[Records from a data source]
------------------------------
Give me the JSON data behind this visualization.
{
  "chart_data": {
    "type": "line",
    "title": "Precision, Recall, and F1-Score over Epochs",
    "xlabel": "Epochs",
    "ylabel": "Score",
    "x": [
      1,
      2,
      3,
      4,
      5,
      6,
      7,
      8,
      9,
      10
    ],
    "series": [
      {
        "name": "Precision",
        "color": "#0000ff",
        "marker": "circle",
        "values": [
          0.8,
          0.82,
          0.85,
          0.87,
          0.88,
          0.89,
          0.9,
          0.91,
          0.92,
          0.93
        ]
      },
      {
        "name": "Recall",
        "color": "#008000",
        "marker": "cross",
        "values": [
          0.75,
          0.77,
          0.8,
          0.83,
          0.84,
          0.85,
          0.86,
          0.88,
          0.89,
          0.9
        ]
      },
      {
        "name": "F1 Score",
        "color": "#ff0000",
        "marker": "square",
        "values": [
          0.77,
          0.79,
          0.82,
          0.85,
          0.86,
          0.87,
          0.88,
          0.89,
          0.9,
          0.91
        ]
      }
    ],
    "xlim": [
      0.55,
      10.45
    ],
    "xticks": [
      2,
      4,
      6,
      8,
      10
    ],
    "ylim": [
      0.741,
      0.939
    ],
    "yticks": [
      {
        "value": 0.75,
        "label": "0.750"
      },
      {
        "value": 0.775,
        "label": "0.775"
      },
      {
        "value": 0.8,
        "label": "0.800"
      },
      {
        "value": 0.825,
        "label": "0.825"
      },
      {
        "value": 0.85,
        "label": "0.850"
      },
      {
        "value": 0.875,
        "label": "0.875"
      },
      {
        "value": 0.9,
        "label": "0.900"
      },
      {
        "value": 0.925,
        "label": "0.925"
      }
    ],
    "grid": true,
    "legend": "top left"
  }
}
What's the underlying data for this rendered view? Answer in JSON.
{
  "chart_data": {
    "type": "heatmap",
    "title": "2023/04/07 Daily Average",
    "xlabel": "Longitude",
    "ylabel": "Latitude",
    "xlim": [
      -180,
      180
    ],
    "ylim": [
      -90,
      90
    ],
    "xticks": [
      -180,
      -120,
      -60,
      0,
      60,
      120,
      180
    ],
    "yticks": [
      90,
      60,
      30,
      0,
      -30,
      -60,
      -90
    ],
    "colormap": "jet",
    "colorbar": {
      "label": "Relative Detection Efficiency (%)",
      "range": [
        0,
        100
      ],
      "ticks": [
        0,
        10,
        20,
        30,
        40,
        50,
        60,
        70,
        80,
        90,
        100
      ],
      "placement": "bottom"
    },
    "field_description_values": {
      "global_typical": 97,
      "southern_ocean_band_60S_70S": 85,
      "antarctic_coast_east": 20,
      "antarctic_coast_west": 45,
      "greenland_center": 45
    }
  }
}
------------------------------
● **Description of the task**: Repeat the material above exactly.

● **The completed task**:
Give me the JSON data behind this visualization.
{
  "chart_data": {
    "type": "line",
    "title": "Precision, Recall, and F1-Score over Epochs",
    "xlabel": "Epochs",
    "ylabel": "Score",
    "x": [
      1,
      2,
      3,
      4,
      5,
      6,
      7,
      8,
      9,
      10
    ],
    "series": [
      {
        "name": "Precision",
        "color": "#0000ff",
        "marker": "circle",
        "values": [
          0.8,
          0.82,
          0.85,
          0.87,
          0.88,
          0.89,
          0.9,
          0.91,
          0.92,
          0.93
        ]
      },
      {
        "name": "Recall",
        "color": "#008000",
        "marker": "cross",
        "values": [
          0.75,
          0.77,
          0.8,
          0.83,
          0.84,
          0.85,
          0.86,
          0.88,
          0.89,
          0.9
        ]
      },
      {
        "name": "F1 Score",
        "color": "#ff0000",
        "marker": "square",
        "values": [
          0.77,
          0.79,
          0.82,
          0.85,
          0.86,
          0.87,
          0.88,
          0.89,
          0.9,
          0.91
        ]
      }
    ],
    "xlim": [
      0.55,
      10.45
    ],
    "xticks": [
      2,
      4,
      6,
      8,
      10
    ],
    "ylim": [
      0.741,
      0.939
    ],
    "yticks": [
      {
        "value": 0.75,
        "label": "0.750"
      },
      {
        "value": 0.775,
        "label": "0.775"
      },
      {
        "value": 0.8,
        "label": "0.800"
      },
      {
        "value": 0.825,
        "label": "0.825"
      },
      {
        "value": 0.85,
        "label": "0.850"
      },
      {
        "value": 0.875,
        "label": "0.875"
      },
      {
        "value": 0.9,
        "label": "0.900"
      },
      {
        "value": 0.925,
        "label": "0.925"
      }
    ],
    "grid": true,
    "legend": "top left"
  }
}
What's the underlying data for this rendered view? Answer in JSON.
{
  "chart_data": {
    "type": "heatmap",
    "title": "2023/04/07 Daily Average",
    "xlabel": "Longitude",
    "ylabel": "Latitude",
    "xlim": [
      -180,
      180
    ],
    "ylim": [
      -90,
      90
    ],
    "xticks": [
      -180,
      -120,
      -60,
      0,
      60,
      120,
      180
    ],
    "yticks": [
      90,
      60,
      30,
      0,
      -30,
      -60,
      -90
    ],
    "colormap": "jet",
    "colorbar": {
      "label": "Relative Detection Efficiency (%)",
      "range": [
        0,
        100
      ],
      "ticks": [
        0,
        10,
        20,
        30,
        40,
        50,
        60,
        70,
        80,
        90,
        100
      ],
      "placement": "bottom"
    },
    "field_description_values": {
      "global_typical": 97,
      "southern_ocean_band_60S_70S": 85,
      "antarctic_coast_east": 20,
      "antarctic_coast_west": 45,
      "greenland_center": 45
    }
  }
}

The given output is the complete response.